━━ MATERIAL FOR THE TASK ━━
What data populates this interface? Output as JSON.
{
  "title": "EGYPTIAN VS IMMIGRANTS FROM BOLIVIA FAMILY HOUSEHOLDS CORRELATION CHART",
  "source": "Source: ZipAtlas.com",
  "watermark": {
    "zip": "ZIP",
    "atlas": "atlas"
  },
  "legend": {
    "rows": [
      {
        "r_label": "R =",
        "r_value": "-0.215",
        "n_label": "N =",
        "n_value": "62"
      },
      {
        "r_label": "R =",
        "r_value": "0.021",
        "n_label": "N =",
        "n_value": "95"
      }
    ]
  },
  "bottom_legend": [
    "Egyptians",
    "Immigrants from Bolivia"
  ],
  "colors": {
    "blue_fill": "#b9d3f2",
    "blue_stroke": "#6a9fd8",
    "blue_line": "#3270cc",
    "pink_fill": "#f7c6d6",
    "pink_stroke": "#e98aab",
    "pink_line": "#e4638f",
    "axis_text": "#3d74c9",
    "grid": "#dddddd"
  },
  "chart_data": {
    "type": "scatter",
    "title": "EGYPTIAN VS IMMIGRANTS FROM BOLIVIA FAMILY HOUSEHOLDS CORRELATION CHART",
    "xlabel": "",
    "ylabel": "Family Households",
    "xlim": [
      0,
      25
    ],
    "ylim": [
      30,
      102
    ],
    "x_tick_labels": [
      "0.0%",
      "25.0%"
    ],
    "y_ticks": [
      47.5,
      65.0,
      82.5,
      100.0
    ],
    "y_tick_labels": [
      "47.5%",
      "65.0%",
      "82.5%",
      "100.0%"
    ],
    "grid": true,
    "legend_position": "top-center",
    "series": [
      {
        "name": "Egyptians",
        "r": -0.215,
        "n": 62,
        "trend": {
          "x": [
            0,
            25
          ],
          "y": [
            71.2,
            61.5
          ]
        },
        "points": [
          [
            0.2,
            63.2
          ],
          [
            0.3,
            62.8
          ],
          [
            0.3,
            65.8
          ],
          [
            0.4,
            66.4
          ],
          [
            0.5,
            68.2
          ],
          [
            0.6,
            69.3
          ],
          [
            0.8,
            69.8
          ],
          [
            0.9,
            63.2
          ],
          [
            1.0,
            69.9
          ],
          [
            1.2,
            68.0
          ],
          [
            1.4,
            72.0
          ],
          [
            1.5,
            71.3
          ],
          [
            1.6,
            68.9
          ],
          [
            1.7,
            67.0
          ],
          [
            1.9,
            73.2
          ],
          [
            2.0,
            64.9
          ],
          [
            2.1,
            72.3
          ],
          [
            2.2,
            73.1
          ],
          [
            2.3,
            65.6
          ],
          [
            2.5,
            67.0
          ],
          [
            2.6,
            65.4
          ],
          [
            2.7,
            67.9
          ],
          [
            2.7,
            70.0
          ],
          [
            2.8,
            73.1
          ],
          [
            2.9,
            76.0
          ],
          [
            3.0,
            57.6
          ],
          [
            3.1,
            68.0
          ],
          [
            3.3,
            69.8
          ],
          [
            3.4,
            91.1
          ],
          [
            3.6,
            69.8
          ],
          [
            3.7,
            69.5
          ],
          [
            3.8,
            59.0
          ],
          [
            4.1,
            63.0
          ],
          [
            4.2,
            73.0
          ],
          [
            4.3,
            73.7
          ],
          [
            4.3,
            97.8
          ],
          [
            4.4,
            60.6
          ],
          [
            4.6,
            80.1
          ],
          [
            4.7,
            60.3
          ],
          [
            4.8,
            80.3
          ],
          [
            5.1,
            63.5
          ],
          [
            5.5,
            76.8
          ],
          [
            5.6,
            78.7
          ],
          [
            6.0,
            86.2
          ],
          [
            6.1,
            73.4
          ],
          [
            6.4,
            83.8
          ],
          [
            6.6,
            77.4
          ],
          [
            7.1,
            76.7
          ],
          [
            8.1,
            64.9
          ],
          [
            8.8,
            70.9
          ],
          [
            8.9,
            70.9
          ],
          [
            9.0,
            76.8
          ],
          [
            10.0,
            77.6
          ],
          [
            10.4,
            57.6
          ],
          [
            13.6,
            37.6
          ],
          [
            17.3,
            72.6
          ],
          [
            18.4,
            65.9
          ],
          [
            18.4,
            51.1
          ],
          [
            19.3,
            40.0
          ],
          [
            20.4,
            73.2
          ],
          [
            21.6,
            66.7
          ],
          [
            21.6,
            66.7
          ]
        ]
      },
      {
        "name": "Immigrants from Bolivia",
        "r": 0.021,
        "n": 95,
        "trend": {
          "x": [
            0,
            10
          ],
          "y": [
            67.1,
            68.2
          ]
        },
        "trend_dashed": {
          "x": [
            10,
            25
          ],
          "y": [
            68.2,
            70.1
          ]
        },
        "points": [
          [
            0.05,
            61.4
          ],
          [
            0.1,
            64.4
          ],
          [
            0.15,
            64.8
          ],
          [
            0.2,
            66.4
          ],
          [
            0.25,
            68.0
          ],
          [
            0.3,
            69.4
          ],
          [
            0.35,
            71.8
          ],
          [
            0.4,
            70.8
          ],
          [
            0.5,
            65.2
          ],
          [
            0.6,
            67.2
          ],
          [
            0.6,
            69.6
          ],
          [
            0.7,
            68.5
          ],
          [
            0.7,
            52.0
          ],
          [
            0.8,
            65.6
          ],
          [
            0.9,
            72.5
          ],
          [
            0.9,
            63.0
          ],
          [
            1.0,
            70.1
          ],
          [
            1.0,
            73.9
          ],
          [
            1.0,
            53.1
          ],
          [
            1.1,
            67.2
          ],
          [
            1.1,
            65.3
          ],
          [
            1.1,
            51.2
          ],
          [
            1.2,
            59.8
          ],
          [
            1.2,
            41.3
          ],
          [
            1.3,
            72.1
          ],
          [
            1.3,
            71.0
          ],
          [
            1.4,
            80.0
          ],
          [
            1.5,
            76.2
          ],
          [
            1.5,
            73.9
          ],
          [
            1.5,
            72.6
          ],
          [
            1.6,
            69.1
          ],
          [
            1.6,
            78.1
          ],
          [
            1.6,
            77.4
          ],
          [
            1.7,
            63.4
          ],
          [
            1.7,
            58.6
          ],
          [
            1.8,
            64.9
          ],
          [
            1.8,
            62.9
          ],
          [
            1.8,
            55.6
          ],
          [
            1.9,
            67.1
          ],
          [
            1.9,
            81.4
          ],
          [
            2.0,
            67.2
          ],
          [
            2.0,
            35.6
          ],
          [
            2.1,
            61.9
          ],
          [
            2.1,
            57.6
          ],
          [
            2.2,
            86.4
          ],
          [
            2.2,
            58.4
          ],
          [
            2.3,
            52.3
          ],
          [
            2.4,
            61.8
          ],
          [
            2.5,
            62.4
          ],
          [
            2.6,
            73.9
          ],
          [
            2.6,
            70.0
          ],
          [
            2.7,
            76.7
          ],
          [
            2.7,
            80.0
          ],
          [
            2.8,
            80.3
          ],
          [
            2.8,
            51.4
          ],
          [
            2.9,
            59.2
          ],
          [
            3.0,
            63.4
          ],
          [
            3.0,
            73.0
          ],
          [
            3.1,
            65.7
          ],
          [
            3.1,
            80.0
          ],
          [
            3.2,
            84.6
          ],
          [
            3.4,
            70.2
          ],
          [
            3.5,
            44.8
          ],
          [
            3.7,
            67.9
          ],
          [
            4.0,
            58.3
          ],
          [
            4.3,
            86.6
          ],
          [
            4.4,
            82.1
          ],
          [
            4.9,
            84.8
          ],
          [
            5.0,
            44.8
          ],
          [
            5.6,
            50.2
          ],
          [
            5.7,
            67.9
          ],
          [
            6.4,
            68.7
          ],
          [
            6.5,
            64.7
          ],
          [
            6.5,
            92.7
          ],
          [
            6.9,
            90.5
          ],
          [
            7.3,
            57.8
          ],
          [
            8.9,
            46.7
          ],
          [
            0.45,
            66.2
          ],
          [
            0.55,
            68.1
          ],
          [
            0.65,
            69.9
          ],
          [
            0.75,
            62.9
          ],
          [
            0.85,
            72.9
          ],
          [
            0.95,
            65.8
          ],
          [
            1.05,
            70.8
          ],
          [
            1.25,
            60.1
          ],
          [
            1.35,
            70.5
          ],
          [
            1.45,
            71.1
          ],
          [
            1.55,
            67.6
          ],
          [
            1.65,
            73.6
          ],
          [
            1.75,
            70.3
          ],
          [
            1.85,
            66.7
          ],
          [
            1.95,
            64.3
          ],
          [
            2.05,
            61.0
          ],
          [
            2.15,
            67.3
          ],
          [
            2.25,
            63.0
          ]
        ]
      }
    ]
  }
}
━━━
**DIRECTIONS FOR THIS TASK:** Scan the entries above. Copy each line that has the string "title".

**COMPLETE ANSWER:**
  "title": "EGYPTIAN VS IMMIGRANTS FROM BOLIVIA FAMILY HOUSEHOLDS CORRELATION CHART",
    "title": "EGYPTIAN VS IMMIGRANTS FROM BOLIVIA FAMILY HOUSEHOLDS CORRELATION CHART",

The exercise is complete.